__DIRECTION__
The records below must be transcribed exactly. Do not include the pictures.
______________________________
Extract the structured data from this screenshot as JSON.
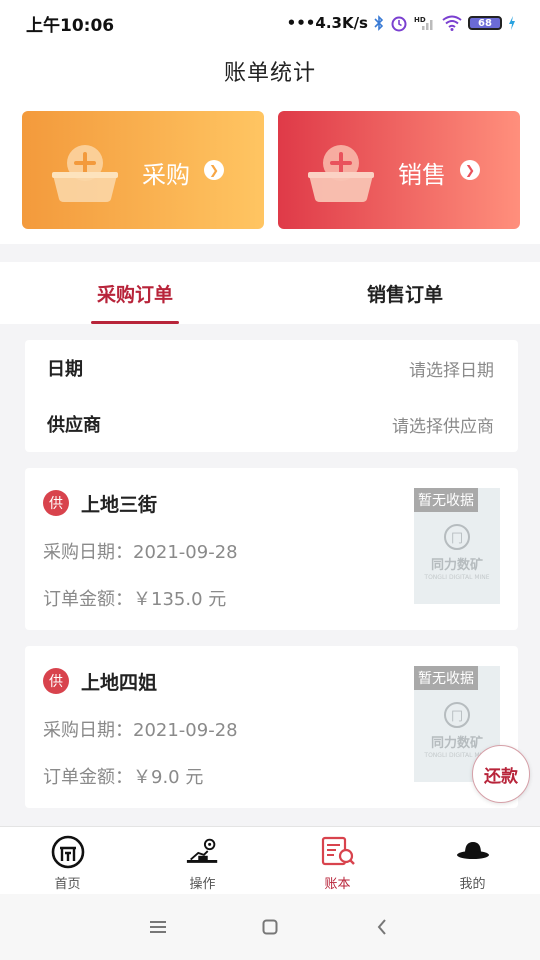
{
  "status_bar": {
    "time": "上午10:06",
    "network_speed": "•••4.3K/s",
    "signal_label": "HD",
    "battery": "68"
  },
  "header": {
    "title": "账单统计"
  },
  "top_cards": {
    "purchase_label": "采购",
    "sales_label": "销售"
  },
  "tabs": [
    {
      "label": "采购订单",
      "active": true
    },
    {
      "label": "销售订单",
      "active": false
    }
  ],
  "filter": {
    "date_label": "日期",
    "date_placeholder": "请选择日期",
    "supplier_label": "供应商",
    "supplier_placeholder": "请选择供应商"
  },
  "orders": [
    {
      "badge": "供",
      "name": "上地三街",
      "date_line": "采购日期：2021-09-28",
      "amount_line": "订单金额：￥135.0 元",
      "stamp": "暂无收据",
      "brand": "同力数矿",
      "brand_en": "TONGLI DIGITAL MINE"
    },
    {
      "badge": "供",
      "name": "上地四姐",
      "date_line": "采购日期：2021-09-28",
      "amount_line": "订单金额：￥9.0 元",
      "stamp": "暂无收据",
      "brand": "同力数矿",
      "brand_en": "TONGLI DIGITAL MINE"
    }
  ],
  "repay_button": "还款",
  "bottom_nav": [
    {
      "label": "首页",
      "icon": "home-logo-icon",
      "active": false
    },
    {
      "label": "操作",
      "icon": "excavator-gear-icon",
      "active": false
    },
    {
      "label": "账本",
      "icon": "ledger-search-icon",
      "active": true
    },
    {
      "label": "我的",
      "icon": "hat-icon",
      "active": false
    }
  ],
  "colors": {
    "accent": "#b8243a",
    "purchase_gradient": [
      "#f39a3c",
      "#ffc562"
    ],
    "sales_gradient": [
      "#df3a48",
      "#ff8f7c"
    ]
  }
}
______________________________
__EXERCISE ANSWER__
Extract the structured data from this screenshot as JSON.
{
  "status_bar": {
    "time": "上午10:06",
    "network_speed": "•••4.3K/s",
    "signal_label": "HD",
    "battery": "68"
  },
  "header": {
    "title": "账单统计"
  },
  "top_cards": {
    "purchase_label": "采购",
    "sales_label": "销售"
  },
  "tabs": [
    {
      "label": "采购订单",
      "active": true
    },
    {
      "label": "销售订单",
      "active": false
    }
  ],
  "filter": {
    "date_label": "日期",
    "date_placeholder": "请选择日期",
    "supplier_label": "供应商",
    "supplier_placeholder": "请选择供应商"
  },
  "orders": [
    {
      "badge": "供",
      "name": "上地三街",
      "date_line": "采购日期：2021-09-28",
      "amount_line": "订单金额：￥135.0 元",
      "stamp": "暂无收据",
      "brand": "同力数矿",
      "brand_en": "TONGLI DIGITAL MINE"
    },
    {
      "badge": "供",
      "name": "上地四姐",
      "date_line": "采购日期：2021-09-28",
      "amount_line": "订单金额：￥9.0 元",
      "stamp": "暂无收据",
      "brand": "同力数矿",
      "brand_en": "TONGLI DIGITAL MINE"
    }
  ],
  "repay_button": "还款",
  "bottom_nav": [
    {
      "label": "首页",
      "icon": "home-logo-icon",
      "active": false
    },
    {
      "label": "操作",
      "icon": "excavator-gear-icon",
      "active": false
    },
    {
      "label": "账本",
      "icon": "ledger-search-icon",
      "active": true
    },
    {
      "label": "我的",
      "icon": "hat-icon",
      "active": false
    }
  ],
  "colors": {
    "accent": "#b8243a",
    "purchase_gradient": [
      "#f39a3c",
      "#ffc562"
    ],
    "sales_gradient": [
      "#df3a48",
      "#ff8f7c"
    ]
  }
}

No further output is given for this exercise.